==== GIVEN DATA ====

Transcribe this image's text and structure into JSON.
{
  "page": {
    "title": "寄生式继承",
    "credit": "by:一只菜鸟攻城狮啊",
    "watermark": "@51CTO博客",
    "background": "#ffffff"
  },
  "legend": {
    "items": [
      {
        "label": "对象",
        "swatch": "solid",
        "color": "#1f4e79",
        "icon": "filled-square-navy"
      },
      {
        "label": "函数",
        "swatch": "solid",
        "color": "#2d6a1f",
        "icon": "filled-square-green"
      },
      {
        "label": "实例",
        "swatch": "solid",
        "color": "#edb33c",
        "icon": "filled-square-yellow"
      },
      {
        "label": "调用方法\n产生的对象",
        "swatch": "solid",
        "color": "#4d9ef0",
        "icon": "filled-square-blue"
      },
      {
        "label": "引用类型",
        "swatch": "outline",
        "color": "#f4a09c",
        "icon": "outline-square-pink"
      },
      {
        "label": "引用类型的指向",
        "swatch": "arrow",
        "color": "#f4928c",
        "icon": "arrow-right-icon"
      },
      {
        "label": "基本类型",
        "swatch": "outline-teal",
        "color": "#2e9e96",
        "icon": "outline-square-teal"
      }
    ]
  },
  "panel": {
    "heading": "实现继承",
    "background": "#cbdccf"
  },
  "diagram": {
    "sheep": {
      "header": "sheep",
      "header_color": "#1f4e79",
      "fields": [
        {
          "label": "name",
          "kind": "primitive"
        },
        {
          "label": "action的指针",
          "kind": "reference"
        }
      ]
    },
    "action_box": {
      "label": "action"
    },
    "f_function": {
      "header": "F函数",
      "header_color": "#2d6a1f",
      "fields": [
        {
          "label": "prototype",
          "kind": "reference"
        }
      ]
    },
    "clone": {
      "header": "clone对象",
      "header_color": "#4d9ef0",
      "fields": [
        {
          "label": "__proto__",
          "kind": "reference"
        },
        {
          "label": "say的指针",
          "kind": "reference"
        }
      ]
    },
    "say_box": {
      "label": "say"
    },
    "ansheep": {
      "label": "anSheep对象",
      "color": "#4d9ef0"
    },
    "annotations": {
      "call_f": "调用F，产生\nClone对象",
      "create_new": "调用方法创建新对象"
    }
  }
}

====

◆ STATED GOAL ◆
Search the records for the word "filled". Copy every line that has it.

◆ SOLUTION FOR THIS TASK ◆
        "icon": "filled-square-navy"
        "icon": "filled-square-green"
        "icon": "filled-square-yellow"
        "icon": "filled-square-blue"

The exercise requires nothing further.